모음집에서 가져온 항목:
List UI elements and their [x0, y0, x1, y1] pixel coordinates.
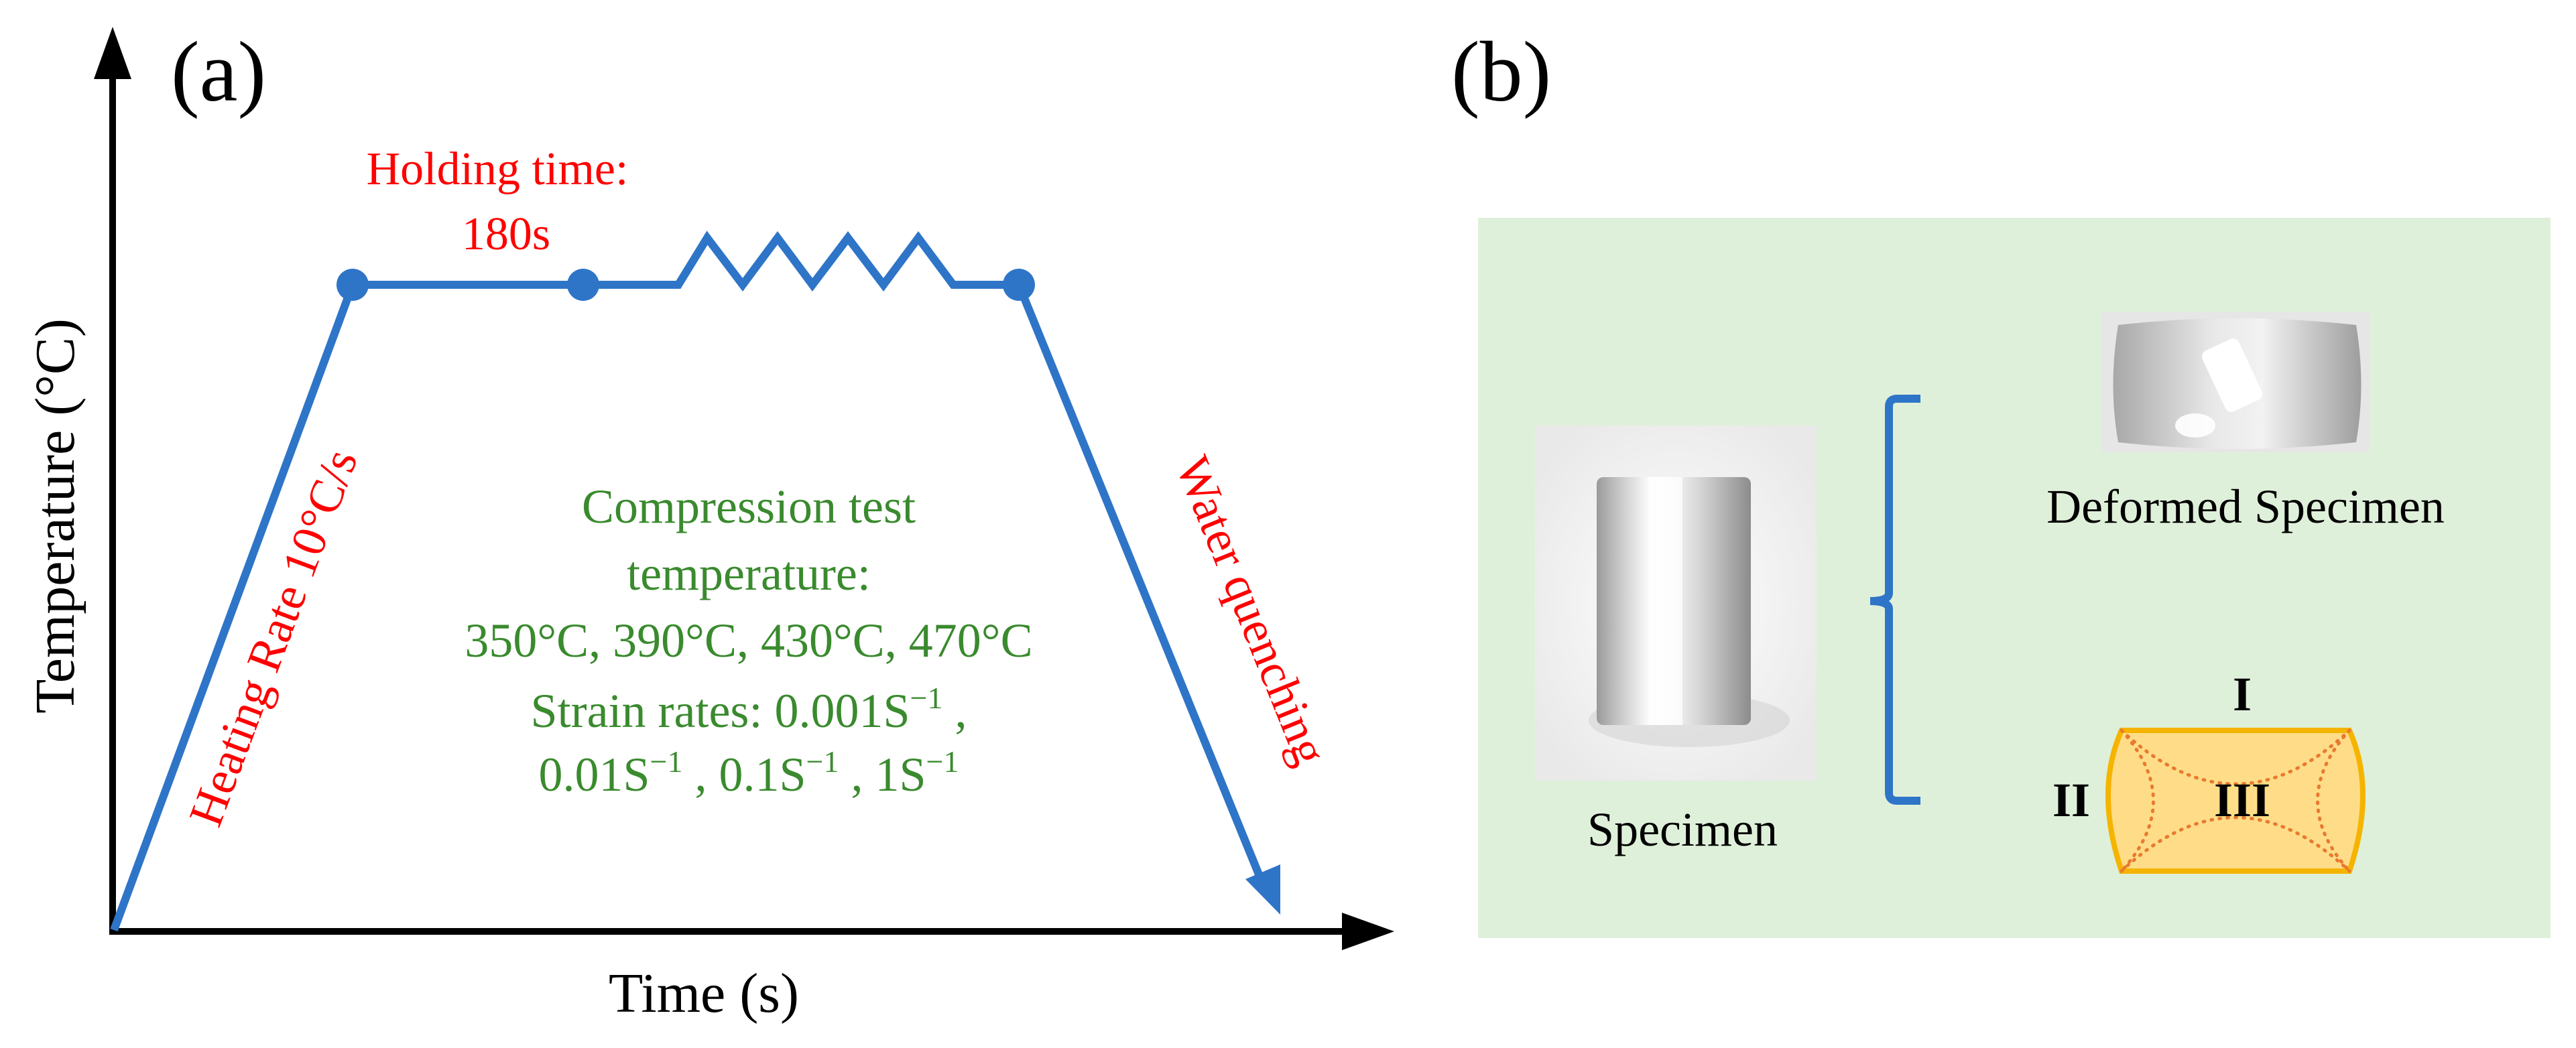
separator-3: , — [839, 748, 875, 801]
curly-brace — [1869, 395, 1920, 805]
separator-1: , — [942, 684, 967, 738]
thermal-profile-curve — [110, 231, 1280, 932]
strain-rate-3-exponent: −1 — [806, 744, 839, 779]
test-line-2: temperature: — [627, 547, 871, 600]
panel-a-label: (a) — [171, 24, 266, 119]
strain-rate-4-exponent: −1 — [926, 744, 959, 779]
y-axis-arrowhead — [94, 27, 131, 79]
deformed-specimen-image — [2101, 312, 2370, 452]
strain-rate-1-exponent: −1 — [910, 681, 943, 715]
zone-dotted-lines — [2120, 728, 2351, 873]
holding-time-line2: 180s — [462, 208, 550, 260]
deformed-specimen-label: Deformed Specimen — [2046, 480, 2445, 533]
strain-rates-line-1: Strain rates: 0.001S−1 , — [531, 681, 967, 738]
zone-II-label: II — [2052, 773, 2090, 827]
deformed-highlight — [2201, 338, 2263, 412]
quench-arrowhead — [1245, 864, 1280, 915]
curve-point-heating-end — [336, 269, 369, 301]
panel-b: (b) Specimen Deformed Specimen — [1451, 24, 2551, 938]
specimen-image — [1535, 425, 1817, 781]
specimen-label: Specimen — [1587, 803, 1778, 856]
deformed-reflection — [2175, 413, 2215, 438]
curve-point-deformation-end — [1003, 269, 1035, 301]
zone-curve-top — [2120, 728, 2351, 786]
strain-rate-3: 0.1S — [719, 748, 806, 801]
water-quenching-label: Water quenching — [1166, 449, 1338, 772]
zone-curve-left — [2120, 728, 2155, 873]
strain-rate-2: 0.01S — [539, 748, 650, 801]
specimen-highlight — [1656, 477, 1682, 725]
test-line-3: 350°C, 390°C, 430°C, 470°C — [465, 614, 1032, 667]
zone-III-label: III — [2214, 773, 2270, 827]
deformation-zone-diagram — [2105, 728, 2366, 874]
test-line-1: Compression test — [582, 480, 916, 533]
holding-time-line1: Holding time: — [367, 143, 629, 195]
x-axis-label: Time (s) — [609, 962, 799, 1025]
zone-curve-bottom — [2120, 815, 2351, 873]
test-conditions-block: Compression test temperature: 350°C, 390… — [465, 480, 1032, 801]
panel-a: (a) Temperature (°C) Time (s) Holding ti… — [24, 24, 1394, 1025]
strain-rate-2-exponent: −1 — [650, 744, 683, 779]
strain-rate-4: 1S — [875, 748, 926, 801]
y-axis-label: Temperature (°C) — [24, 318, 86, 714]
zone-I-label: I — [2233, 667, 2252, 721]
strain-rates-prefix: Strain rates: — [531, 684, 775, 738]
strain-rates-line-2: 0.01S−1 , 0.1S−1 , 1S−1 — [539, 744, 959, 801]
zone-curve-right — [2316, 728, 2351, 873]
x-axis-arrowhead — [1342, 913, 1394, 950]
panel-b-label: (b) — [1451, 24, 1551, 119]
curve-point-holding-end — [567, 269, 599, 301]
separator-2: , — [683, 748, 719, 801]
axes — [94, 27, 1394, 950]
strain-rate-1: 0.001S — [774, 684, 910, 738]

과제 설명 »
위 자료 전체에서 "Compression test" 문구를 모두 "Tensile test" 문구로 바꾸고 나머지는 그대로 둔 채 각 줄을 다시 쓰세요. 그림은 답에 넣지 마세요.

완성된 과제 »
List UI elements and their [x0, y0, x1, y1] pixel coordinates.
separator-3: , — [839, 748, 875, 801]
curly-brace — [1869, 395, 1920, 805]
separator-1: , — [942, 684, 967, 738]
thermal-profile-curve — [110, 231, 1280, 932]
strain-rate-3-exponent: −1 — [806, 744, 839, 779]
test-line-2: temperature: — [627, 547, 871, 600]
panel-a-label: (a) — [171, 24, 266, 119]
strain-rate-4-exponent: −1 — [926, 744, 959, 779]
y-axis-arrowhead — [94, 27, 131, 79]
deformed-specimen-image — [2101, 312, 2370, 452]
strain-rate-1-exponent: −1 — [910, 681, 943, 715]
zone-dotted-lines — [2120, 728, 2351, 873]
holding-time-line2: 180s — [462, 208, 550, 260]
deformed-specimen-label: Deformed Specimen — [2046, 480, 2445, 533]
strain-rates-line-1: Strain rates: 0.001S−1 , — [531, 681, 967, 738]
zone-II-label: II — [2052, 773, 2090, 827]
deformed-highlight — [2201, 338, 2263, 412]
quench-arrowhead — [1245, 864, 1280, 915]
curve-point-heating-end — [336, 269, 369, 301]
panel-b: (b) Specimen Deformed Specimen — [1451, 24, 2551, 938]
specimen-image — [1535, 425, 1817, 781]
specimen-label: Specimen — [1587, 803, 1778, 856]
deformed-reflection — [2175, 413, 2215, 438]
curve-point-deformation-end — [1003, 269, 1035, 301]
zone-curve-top — [2120, 728, 2351, 786]
strain-rate-3: 0.1S — [719, 748, 806, 801]
water-quenching-label: Water quenching — [1166, 449, 1338, 772]
zone-curve-left — [2120, 728, 2155, 873]
strain-rate-2: 0.01S — [539, 748, 650, 801]
specimen-highlight — [1656, 477, 1682, 725]
test-line-3: 350°C, 390°C, 430°C, 470°C — [465, 614, 1032, 667]
zone-III-label: III — [2214, 773, 2270, 827]
deformation-zone-diagram — [2105, 728, 2366, 874]
test-line-1: Tensile test — [582, 480, 916, 533]
holding-time-line1: Holding time: — [367, 143, 629, 195]
x-axis-label: Time (s) — [609, 962, 799, 1025]
zone-curve-bottom — [2120, 815, 2351, 873]
test-conditions-block: Tensile test temperature: 350°C, 390… — [465, 480, 1032, 801]
panel-a: (a) Temperature (°C) Time (s) Holding ti… — [24, 24, 1394, 1025]
strain-rate-2-exponent: −1 — [650, 744, 683, 779]
strain-rate-4: 1S — [875, 748, 926, 801]
y-axis-label: Temperature (°C) — [24, 318, 86, 714]
zone-I-label: I — [2233, 667, 2252, 721]
strain-rates-prefix: Strain rates: — [531, 684, 775, 738]
strain-rates-line-2: 0.01S−1 , 0.1S−1 , 1S−1 — [539, 744, 959, 801]
zone-curve-right — [2316, 728, 2351, 873]
x-axis-arrowhead — [1342, 913, 1394, 950]
panel-b-label: (b) — [1451, 24, 1551, 119]
curve-point-holding-end — [567, 269, 599, 301]
separator-2: , — [683, 748, 719, 801]
axes — [94, 27, 1394, 950]
strain-rate-1: 0.001S — [774, 684, 910, 738]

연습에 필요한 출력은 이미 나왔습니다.